▶ _Aim of the exercise_
Copy every line of the entries that includes the word "media".

▶ _Data for the task_
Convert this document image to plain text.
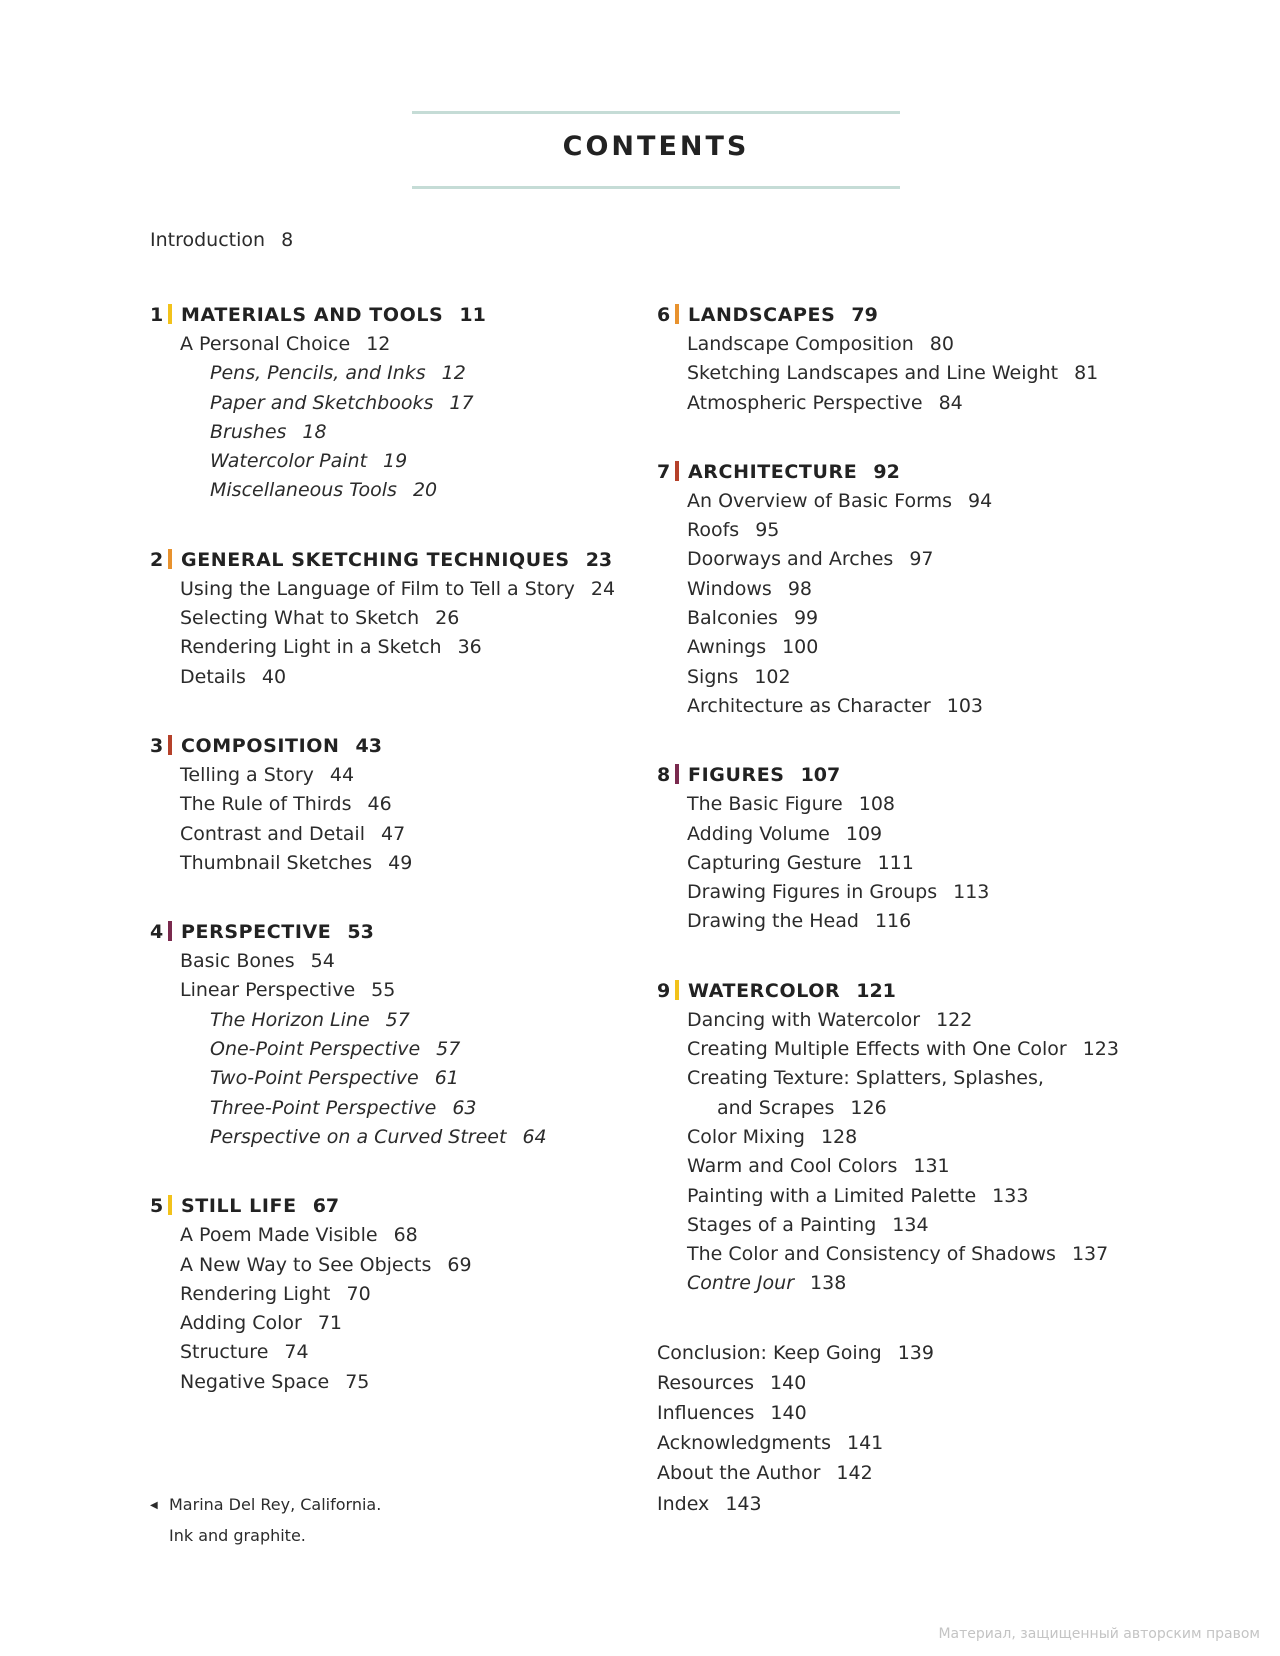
CONTENTS
Introduction 8
1 MATERIALS AND TOOLS 11
A Personal Choice 12
Pens, Pencils, and Inks 12
Paper and Sketchbooks 17
Brushes 18
Watercolor Paint 19
Miscellaneous Tools 20
2 GENERAL SKETCHING TECHNIQUES 23
Using the Language of Film to Tell a Story 24
Selecting What to Sketch 26
Rendering Light in a Sketch 36
Details 40
3 COMPOSITION 43
Telling a Story 44
The Rule of Thirds 46
Contrast and Detail 47
Thumbnail Sketches 49
4 PERSPECTIVE 53
Basic Bones 54
Linear Perspective 55
The Horizon Line 57
One-Point Perspective 57
Two-Point Perspective 61
Three-Point Perspective 63
Perspective on a Curved Street 64
5 STILL LIFE 67
A Poem Made Visible 68
A New Way to See Objects 69
Rendering Light 70
Adding Color 71
Structure 74
Negative Space 75
6 LANDSCAPES 79
Landscape Composition 80
Sketching Landscapes and Line Weight 81
Atmospheric Perspective 84
7 ARCHITECTURE 92
An Overview of Basic Forms 94
Roofs 95
Doorways and Arches 97
Windows 98
Balconies 99
Awnings 100
Signs 102
Architecture as Character 103
8 FIGURES 107
The Basic Figure 108
Adding Volume 109
Capturing Gesture 111
Drawing Figures in Groups 113
Drawing the Head 116
9 WATERCOLOR 121
Dancing with Watercolor 122
Creating Multiple Effects with One Color 123
Creating Texture: Splatters, Splashes,
and Scrapes 126
Color Mixing 128
Warm and Cool Colors 131
Painting with a Limited Palette 133
Stages of a Painting 134
The Color and Consistency of Shadows 137
Contre Jour 138
Conclusion: Keep Going 139
Resources 140
Influences 140
Acknowledgments 141
About the Author 142
Index 143
◀ Marina Del Rey, California.
Ink and graphite.
Материал, защищенный авторским правом
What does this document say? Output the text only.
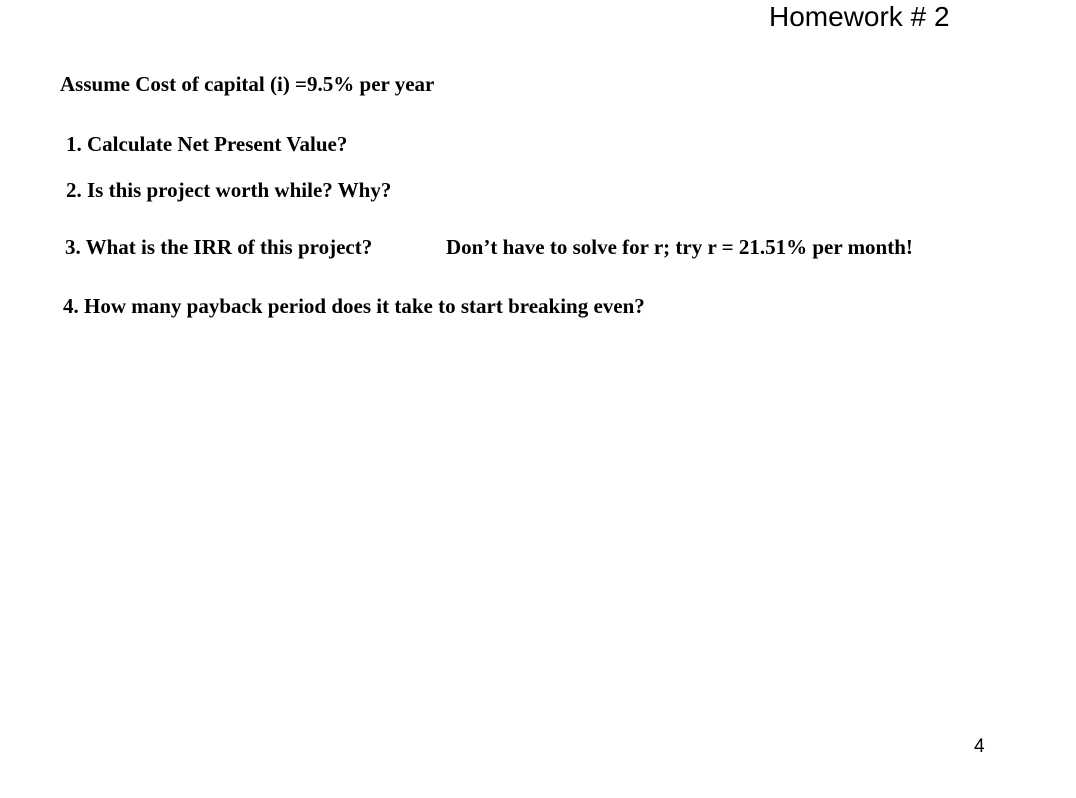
Homework # 2
Assume Cost of capital (i) =9.5% per year
1. Calculate Net Present Value?
2. Is this project worth while? Why?
3. What is the IRR of this project?	Don’t have to solve for r; try r = 21.51% per month!
4. How many payback period does it take to start breaking even?
4
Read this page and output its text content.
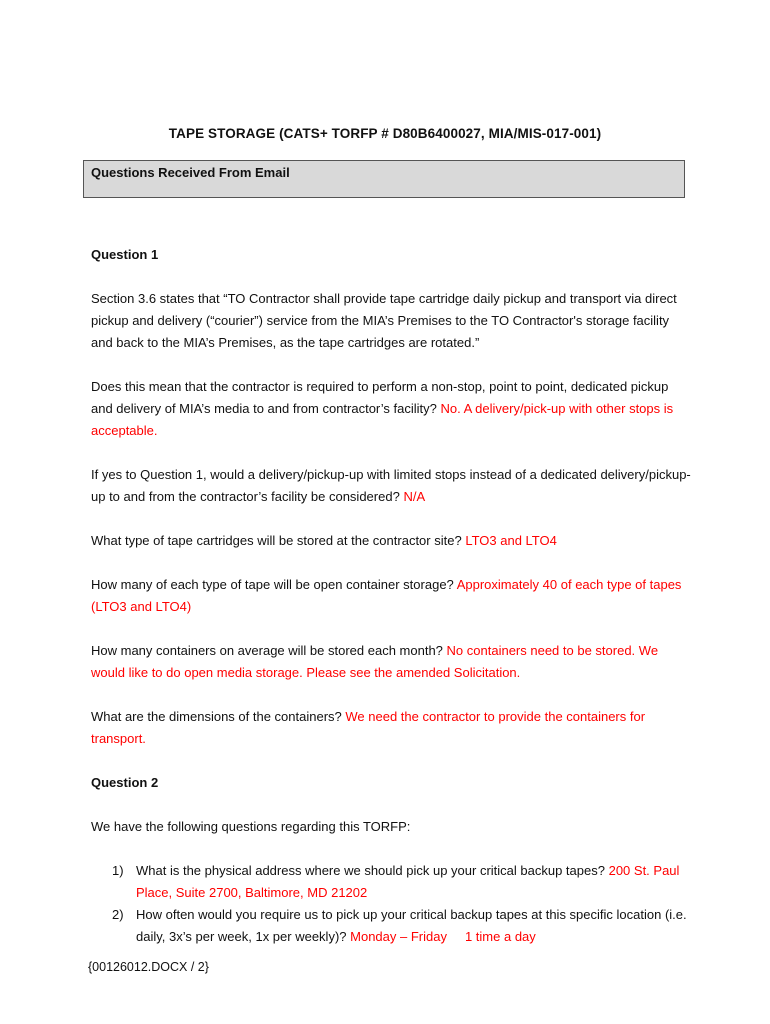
TAPE STORAGE (CATS+ TORFP # D80B6400027, MIA/MIS-017-001)
Questions Received From Email

Question 1

Section 3.6 states that “TO Contractor shall provide tape cartridge daily pickup and transport via direct pickup and delivery (“courier”) service from the MIA’s Premises to the TO Contractor's storage facility and back to the MIA’s Premises, as the tape cartridges are rotated.”

Does this mean that the contractor is required to perform a non-stop, point to point, dedicated pickup and delivery of MIA’s media to and from contractor’s facility? No. A delivery/pick-up with other stops is acceptable.

If yes to Question 1, would a delivery/pickup-up with limited stops instead of a dedicated delivery/pickup-up to and from the contractor’s facility be considered? N/A

What type of tape cartridges will be stored at the contractor site? LTO3 and LTO4

How many of each type of tape will be open container storage? Approximately 40 of each type of tapes (LTO3 and LTO4)

How many containers on average will be stored each month? No containers need to be stored. We would like to do open media storage. Please see the amended Solicitation.

What are the dimensions of the containers? We need the contractor to provide the containers for transport.

Question 2

We have the following questions regarding this TORFP:

1) What is the physical address where we should pick up your critical backup tapes? 200 St. Paul Place, Suite 2700, Baltimore, MD 21202
2) How often would you require us to pick up your critical backup tapes at this specific location (i.e. daily, 3x’s per week, 1x per weekly)? Monday – Friday 1 time a day
{00126012.DOCX / 2}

▶ _Result of the task_
Does this mean that the contractor is required to perform a non-stop, point to point, dedicated pickup and delivery of MIA’s media to and from contractor’s facility? No. A delivery/pick-up with other stops is acceptable.
How many containers on average will be stored each month? No containers need to be stored. We would like to do open media storage. Please see the amended Solicitation.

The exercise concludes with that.